Data records:

# # # # # # #

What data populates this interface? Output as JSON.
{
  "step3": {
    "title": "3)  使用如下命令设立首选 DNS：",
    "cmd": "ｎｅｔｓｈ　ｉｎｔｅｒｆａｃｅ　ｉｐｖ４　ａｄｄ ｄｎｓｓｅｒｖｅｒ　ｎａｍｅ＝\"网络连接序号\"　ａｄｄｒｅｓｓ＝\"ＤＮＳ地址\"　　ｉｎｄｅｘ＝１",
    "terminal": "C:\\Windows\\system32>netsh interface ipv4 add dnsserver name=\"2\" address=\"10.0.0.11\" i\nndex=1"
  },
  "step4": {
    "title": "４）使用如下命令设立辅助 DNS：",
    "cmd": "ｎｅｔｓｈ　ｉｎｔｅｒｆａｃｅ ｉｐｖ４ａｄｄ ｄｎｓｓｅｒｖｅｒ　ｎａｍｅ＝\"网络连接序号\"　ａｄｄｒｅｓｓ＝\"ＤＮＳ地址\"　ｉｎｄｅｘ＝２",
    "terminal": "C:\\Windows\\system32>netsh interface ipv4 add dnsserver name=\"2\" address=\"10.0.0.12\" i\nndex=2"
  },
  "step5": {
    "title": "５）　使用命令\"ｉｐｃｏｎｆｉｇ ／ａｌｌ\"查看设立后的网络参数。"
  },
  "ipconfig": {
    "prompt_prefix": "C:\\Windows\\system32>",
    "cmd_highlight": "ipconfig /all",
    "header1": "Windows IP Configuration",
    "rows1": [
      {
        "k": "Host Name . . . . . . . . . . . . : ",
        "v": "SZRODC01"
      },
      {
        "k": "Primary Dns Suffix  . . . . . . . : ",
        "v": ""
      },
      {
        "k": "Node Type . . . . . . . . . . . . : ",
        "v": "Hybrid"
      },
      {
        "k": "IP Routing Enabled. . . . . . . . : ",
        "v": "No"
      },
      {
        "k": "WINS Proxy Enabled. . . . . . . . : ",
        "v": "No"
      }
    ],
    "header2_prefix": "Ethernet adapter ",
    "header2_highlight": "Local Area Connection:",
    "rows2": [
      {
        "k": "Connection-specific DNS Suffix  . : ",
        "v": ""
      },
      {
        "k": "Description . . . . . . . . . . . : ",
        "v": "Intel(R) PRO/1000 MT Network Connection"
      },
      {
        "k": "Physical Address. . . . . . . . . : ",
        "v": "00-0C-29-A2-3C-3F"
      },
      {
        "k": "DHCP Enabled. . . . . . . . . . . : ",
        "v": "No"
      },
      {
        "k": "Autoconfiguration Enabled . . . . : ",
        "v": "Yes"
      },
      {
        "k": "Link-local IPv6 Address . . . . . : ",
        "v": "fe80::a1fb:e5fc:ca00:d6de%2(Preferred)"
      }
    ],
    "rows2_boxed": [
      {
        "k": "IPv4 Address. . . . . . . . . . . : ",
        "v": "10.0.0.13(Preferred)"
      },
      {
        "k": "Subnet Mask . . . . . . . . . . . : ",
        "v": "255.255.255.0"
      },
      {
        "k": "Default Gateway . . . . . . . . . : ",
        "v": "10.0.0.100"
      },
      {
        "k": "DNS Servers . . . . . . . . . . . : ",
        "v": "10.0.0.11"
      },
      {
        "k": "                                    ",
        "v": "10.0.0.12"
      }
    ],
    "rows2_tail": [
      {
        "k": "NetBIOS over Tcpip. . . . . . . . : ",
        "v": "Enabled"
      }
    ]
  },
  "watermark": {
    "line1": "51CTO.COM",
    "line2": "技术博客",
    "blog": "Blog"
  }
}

# # # # # # #

> [EXERCISE BRIEF]:
In the records above, how many lines include the string "ａｄｄｒｅｓｓ"? Answer with only the number.

> [OUTPUT]:
2